▶ **DIRECTIVE**:
Without the pictures, set down every line of the data exactly.

▶ **DATASET ENTRIES**:
++++++++++++++++++++

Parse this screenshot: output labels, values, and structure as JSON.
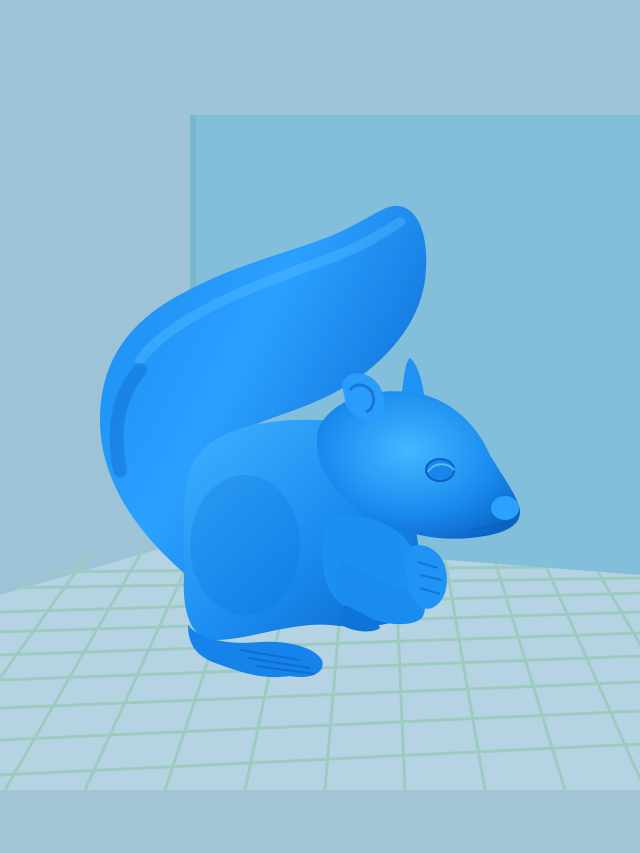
{
  "scene": {
    "subject": "squirrel-model",
    "colors": {
      "background": "#9cc4d6",
      "back_wall": "#83bfda",
      "side_wall": "#8fc0d4",
      "floor": "#b6d3e3",
      "grid_lines": "#9cccc0",
      "model_base": "#1a8cf0",
      "model_light": "#3fb2ff",
      "model_dark": "#0b63c4",
      "bottom_band": "#a4c5d6"
    }
  }
}
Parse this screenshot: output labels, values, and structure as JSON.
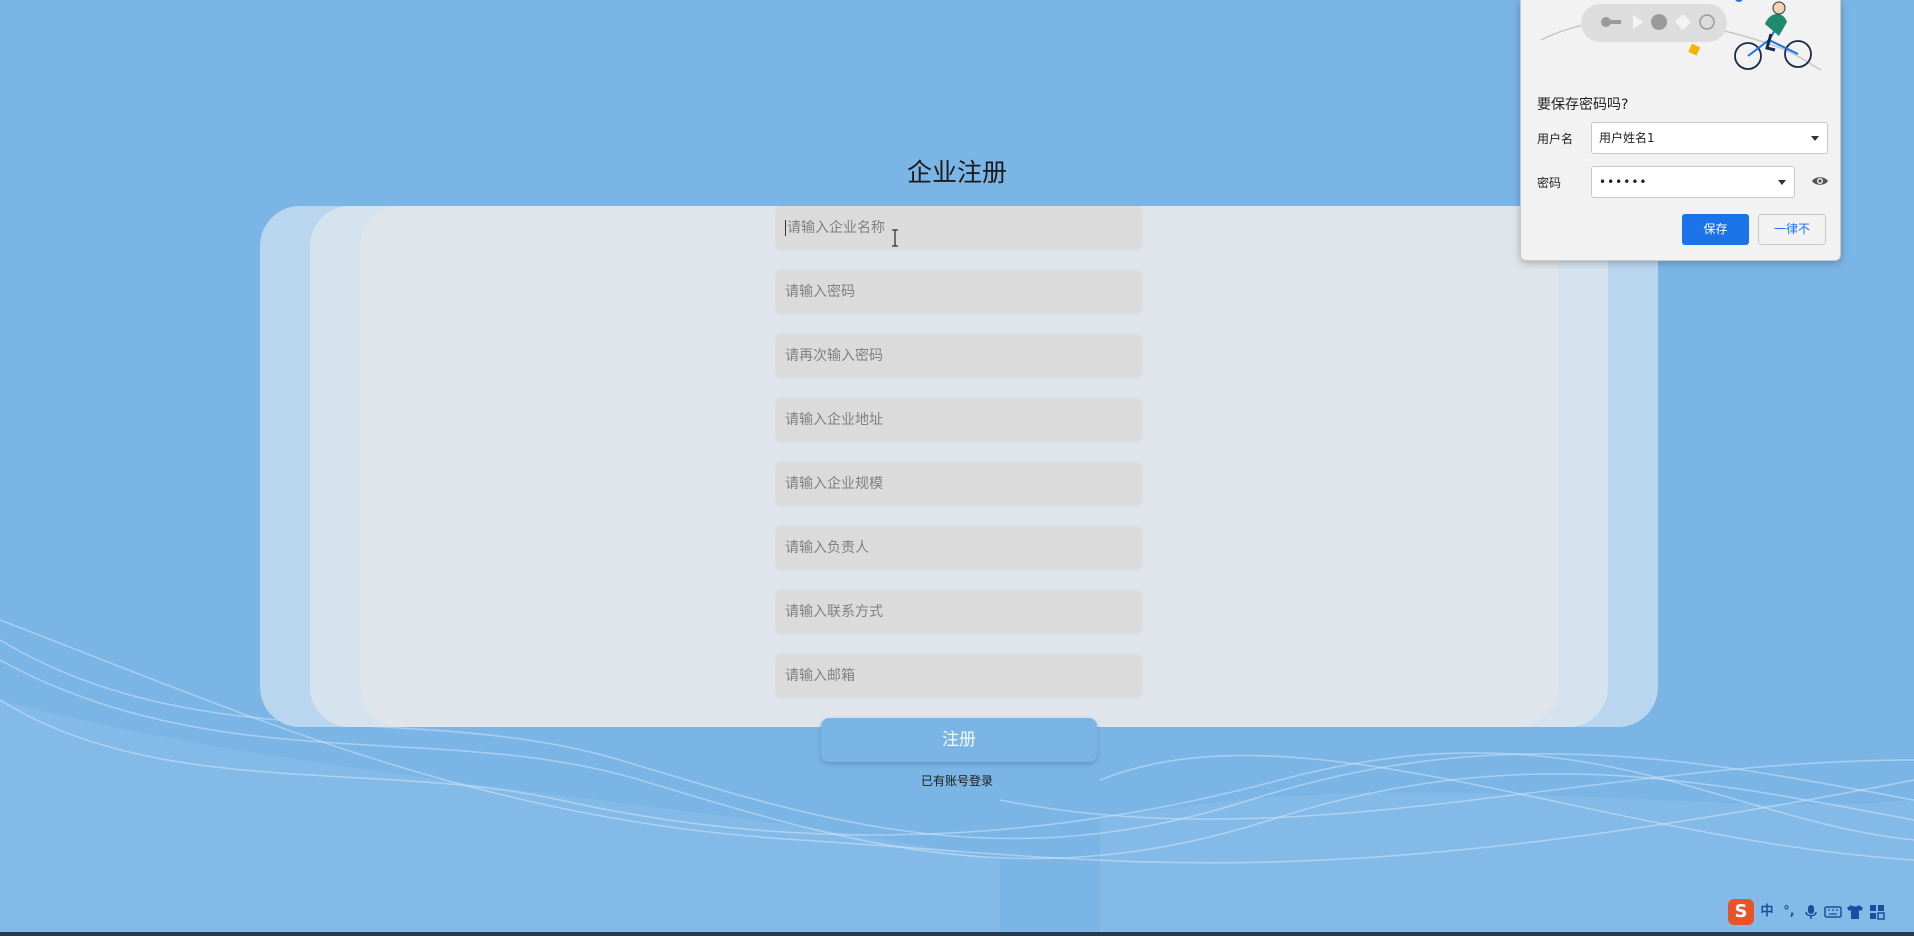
{
  "page": {
    "title": "企业注册",
    "form": {
      "company_name_placeholder": "请输入企业名称",
      "password_placeholder": "请输入密码",
      "confirm_password_placeholder": "请再次输入密码",
      "address_placeholder": "请输入企业地址",
      "scale_placeholder": "请输入企业规模",
      "manager_placeholder": "请输入负责人",
      "contact_placeholder": "请输入联系方式",
      "email_placeholder": "请输入邮箱"
    },
    "register_label": "注册",
    "login_link": "已有账号登录"
  },
  "password_popup": {
    "question": "要保存密码吗?",
    "username_label": "用户名",
    "username_value": "用户姓名1",
    "password_label": "密码",
    "password_value": "••••••",
    "save_label": "保存",
    "never_label": "一律不"
  },
  "ime": {
    "logo": "S",
    "mode": "中",
    "punct": "°,"
  },
  "colors": {
    "background": "#7ab5e6",
    "field": "#dcdbdc",
    "save_button": "#1a73e8"
  }
}
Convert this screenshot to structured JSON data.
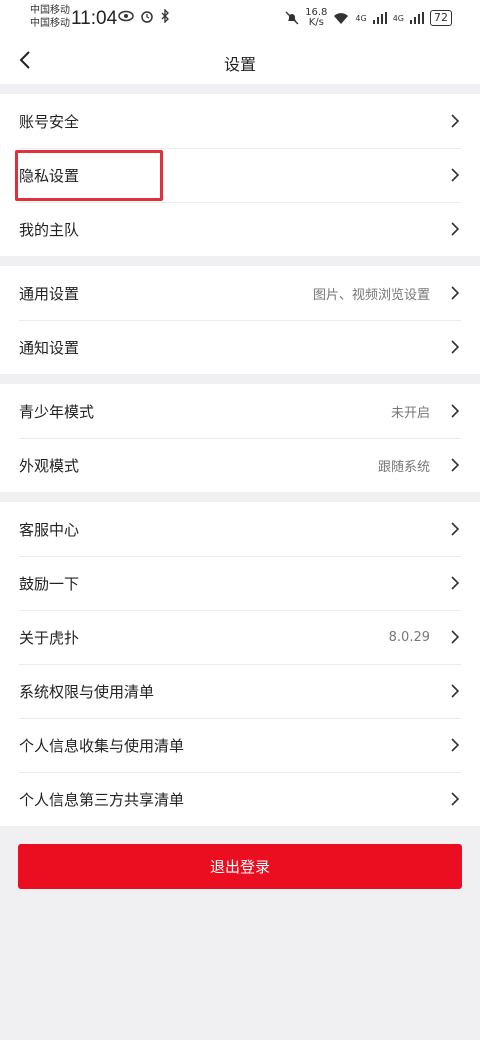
{
  "status_bar": {
    "carrier_1": "中国移动",
    "carrier_2": "中国移动",
    "time": "11:04",
    "speed_value": "16.8",
    "speed_unit": "K/s",
    "network_1": "4G",
    "network_2": "4G",
    "battery": "72"
  },
  "nav": {
    "title": "设置"
  },
  "groups": [
    {
      "items": [
        {
          "label": "账号安全",
          "value": ""
        },
        {
          "label": "隐私设置",
          "value": ""
        },
        {
          "label": "我的主队",
          "value": ""
        }
      ]
    },
    {
      "items": [
        {
          "label": "通用设置",
          "value": "图片、视频浏览设置"
        },
        {
          "label": "通知设置",
          "value": ""
        }
      ]
    },
    {
      "items": [
        {
          "label": "青少年模式",
          "value": "未开启"
        },
        {
          "label": "外观模式",
          "value": "跟随系统"
        }
      ]
    },
    {
      "items": [
        {
          "label": "客服中心",
          "value": ""
        },
        {
          "label": "鼓励一下",
          "value": ""
        },
        {
          "label": "关于虎扑",
          "value": "8.0.29"
        },
        {
          "label": "系统权限与使用清单",
          "value": ""
        },
        {
          "label": "个人信息收集与使用清单",
          "value": ""
        },
        {
          "label": "个人信息第三方共享清单",
          "value": ""
        }
      ]
    }
  ],
  "logout_label": "退出登录",
  "colors": {
    "accent": "#ea0e20",
    "highlight": "#e0303b"
  }
}
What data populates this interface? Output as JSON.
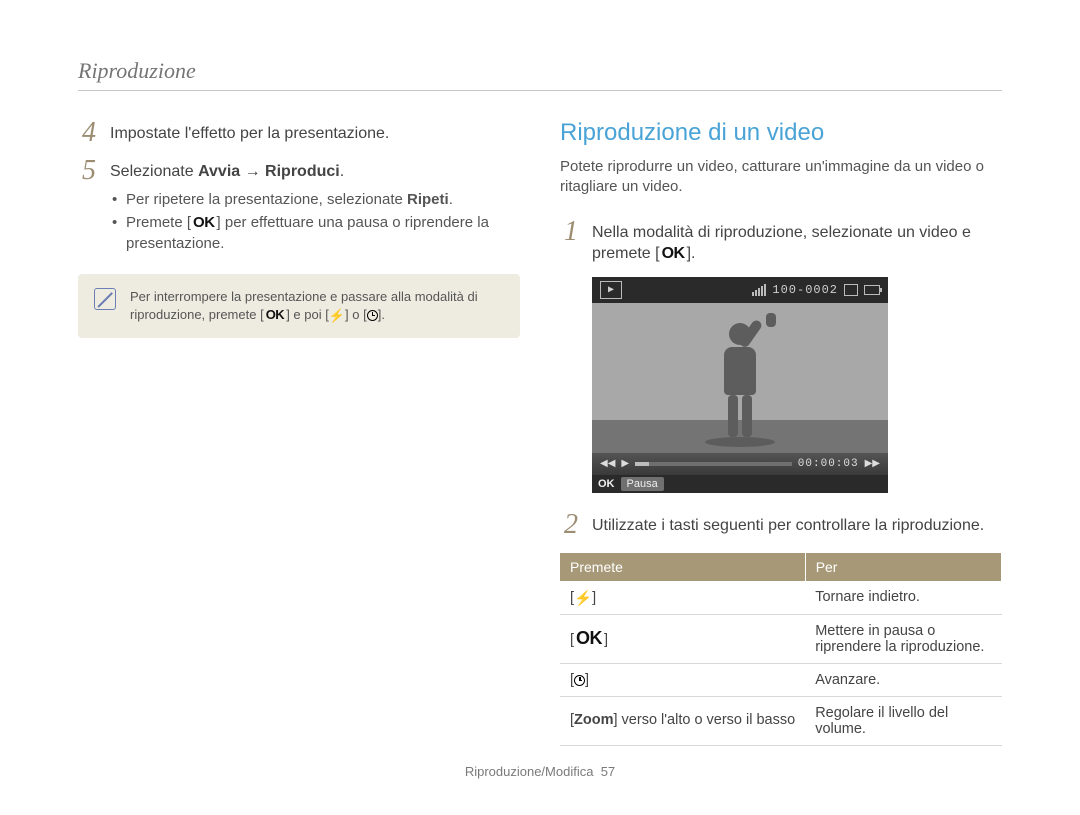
{
  "header": {
    "section_title": "Riproduzione"
  },
  "left": {
    "step4": {
      "num": "4",
      "text": "Impostate l'effetto per la presentazione."
    },
    "step5": {
      "num": "5",
      "prefix": "Selezionate ",
      "bold": "Avvia → Riproduci",
      "suffix": ".",
      "bullets": {
        "b1_pre": "Per ripetere la presentazione, selezionate ",
        "b1_bold": "Ripeti",
        "b1_post": ".",
        "b2_pre": "Premete [",
        "b2_ok": "OK",
        "b2_post": "] per effettuare una pausa o riprendere la presentazione."
      }
    },
    "note": {
      "line1_pre": "Per interrompere la presentazione e passare alla modalità di riproduzione, premete [",
      "ok": "OK",
      "mid": "] e poi [",
      "flash": "⚡",
      "or": "] o [",
      "timer": "⏱",
      "end": "]."
    }
  },
  "right": {
    "heading": "Riproduzione di un video",
    "intro": "Potete riprodurre un video, catturare un'immagine da un video o ritagliare un video.",
    "step1": {
      "num": "1",
      "text_pre": "Nella modalità di riproduzione, selezionate un video e premete [",
      "ok": "OK",
      "text_post": "]."
    },
    "camera": {
      "counter": "100-0002",
      "time": "00:00:03",
      "bottom_ok": "OK",
      "bottom_label": "Pausa"
    },
    "step2": {
      "num": "2",
      "text": "Utilizzate i tasti seguenti per controllare la riproduzione."
    },
    "table": {
      "head1": "Premete",
      "head2": "Per",
      "rows": {
        "r1_key_open": "[",
        "r1_key_icon": "⚡",
        "r1_key_close": "]",
        "r1_val": "Tornare indietro.",
        "r2_key_open": "[",
        "r2_key_ok": "OK",
        "r2_key_close": "]",
        "r2_val": "Mettere in pausa o riprendere la riproduzione.",
        "r3_key_open": "[",
        "r3_key_icon": "⏱",
        "r3_key_close": "]",
        "r3_val": "Avanzare.",
        "r4_key_open": "[",
        "r4_key_bold": "Zoom",
        "r4_key_rest": "] verso l'alto o verso il basso",
        "r4_val": "Regolare il livello del volume."
      }
    }
  },
  "footer": {
    "text": "Riproduzione/Modifica",
    "page": "57"
  }
}
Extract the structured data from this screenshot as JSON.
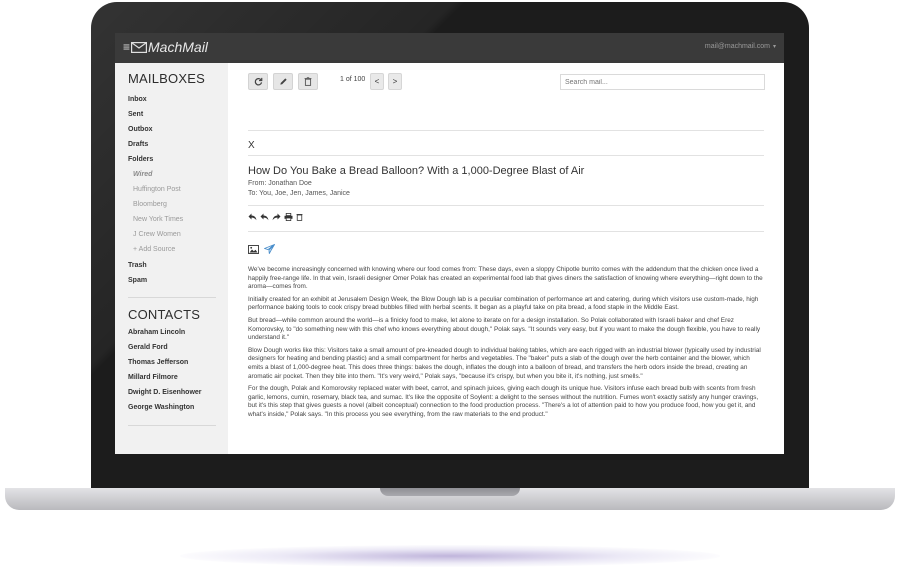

++++++++++++++++++++

▶ **EXERCISE OUTPUT**:
Parse this screenshot: output labels, values, and structure as JSON.
{
  "scene": {
    "subject": "squirrel-model",
    "colors": {
      "background": "#9cc4d6",
      "back_wall": "#83bfda",
      "side_wall": "#8fc0d4",
      "floor": "#b6d3e3",
      "grid_lines": "#9cccc0",
      "model_base": "#1a8cf0",
      "model_light": "#3fb2ff",
      "model_dark": "#0b63c4",
      "bottom_band": "#a4c5d6"
    }
  }
}
Parse this screenshot: output labels, values, and structure as JSON.
{
  "page": {
    "title": "企业注册",
    "form": {
      "company_name_placeholder": "请输入企业名称",
      "password_placeholder": "请输入密码",
      "confirm_password_placeholder": "请再次输入密码",
      "address_placeholder": "请输入企业地址",
      "scale_placeholder": "请输入企业规模",
      "manager_placeholder": "请输入负责人",
      "contact_placeholder": "请输入联系方式",
      "email_placeholder": "请输入邮箱"
    },
    "register_label": "注册",
    "login_link": "已有账号登录"
  },
  "password_popup": {
    "question": "要保存密码吗?",
    "username_label": "用户名",
    "username_value": "用户姓名1",
    "password_label": "密码",
    "password_value": "••••••",
    "save_label": "保存",
    "never_label": "一律不"
  },
  "ime": {
    "logo": "S",
    "mode": "中",
    "punct": "°,"
  },
  "colors": {
    "background": "#7ab5e6",
    "field": "#dcdbdc",
    "save_button": "#1a73e8"
  }
}
Convert this screenshot to structured JSON data.
{
  "status_bar": {
    "carrier_1": "中国移动",
    "carrier_2": "中国移动",
    "time": "11:04",
    "speed_value": "16.8",
    "speed_unit": "K/s",
    "network_1": "4G",
    "network_2": "4G",
    "battery": "72"
  },
  "nav": {
    "title": "设置"
  },
  "groups": [
    {
      "items": [
        {
          "label": "账号安全",
          "value": ""
        },
        {
          "label": "隐私设置",
          "value": ""
        },
        {
          "label": "我的主队",
          "value": ""
        }
      ]
    },
    {
      "items": [
        {
          "label": "通用设置",
          "value": "图片、视频浏览设置"
        },
        {
          "label": "通知设置",
          "value": ""
        }
      ]
    },
    {
      "items": [
        {
          "label": "青少年模式",
          "value": "未开启"
        },
        {
          "label": "外观模式",
          "value": "跟随系统"
        }
      ]
    },
    {
      "items": [
        {
          "label": "客服中心",
          "value": ""
        },
        {
          "label": "鼓励一下",
          "value": ""
        },
        {
          "label": "关于虎扑",
          "value": "8.0.29"
        },
        {
          "label": "系统权限与使用清单",
          "value": ""
        },
        {
          "label": "个人信息收集与使用清单",
          "value": ""
        },
        {
          "label": "个人信息第三方共享清单",
          "value": ""
        }
      ]
    }
  ],
  "logout_label": "退出登录",
  "colors": {
    "accent": "#ea0e20",
    "highlight": "#e0303b"
  }
}
What data populates this interface? Output as JSON.
{
  "header": {
    "section_title": "Riproduzione"
  },
  "left": {
    "step4": {
      "num": "4",
      "text": "Impostate l'effetto per la presentazione."
    },
    "step5": {
      "num": "5",
      "prefix": "Selezionate ",
      "bold": "Avvia → Riproduci",
      "suffix": ".",
      "bullets": {
        "b1_pre": "Per ripetere la presentazione, selezionate ",
        "b1_bold": "Ripeti",
        "b1_post": ".",
        "b2_pre": "Premete [",
        "b2_ok": "OK",
        "b2_post": "] per effettuare una pausa o riprendere la presentazione."
      }
    },
    "note": {
      "line1_pre": "Per interrompere la presentazione e passare alla modalità di riproduzione, premete [",
      "ok": "OK",
      "mid": "] e poi [",
      "flash": "⚡",
      "or": "] o [",
      "timer": "⏱",
      "end": "]."
    }
  },
  "right": {
    "heading": "Riproduzione di un video",
    "intro": "Potete riprodurre un video, catturare un'immagine da un video o ritagliare un video.",
    "step1": {
      "num": "1",
      "text_pre": "Nella modalità di riproduzione, selezionate un video e premete [",
      "ok": "OK",
      "text_post": "]."
    },
    "camera": {
      "counter": "100-0002",
      "time": "00:00:03",
      "bottom_ok": "OK",
      "bottom_label": "Pausa"
    },
    "step2": {
      "num": "2",
      "text": "Utilizzate i tasti seguenti per controllare la riproduzione."
    },
    "table": {
      "head1": "Premete",
      "head2": "Per",
      "rows": {
        "r1_key_open": "[",
        "r1_key_icon": "⚡",
        "r1_key_close": "]",
        "r1_val": "Tornare indietro.",
        "r2_key_open": "[",
        "r2_key_ok": "OK",
        "r2_key_close": "]",
        "r2_val": "Mettere in pausa o riprendere la riproduzione.",
        "r3_key_open": "[",
        "r3_key_icon": "⏱",
        "r3_key_close": "]",
        "r3_val": "Avanzare.",
        "r4_key_open": "[",
        "r4_key_bold": "Zoom",
        "r4_key_rest": "] verso l'alto o verso il basso",
        "r4_val": "Regolare il livello del volume."
      }
    }
  },
  "footer": {
    "text": "Riproduzione/Modifica",
    "page": "57"
  }
}
Extract the structured data from this screenshot as JSON.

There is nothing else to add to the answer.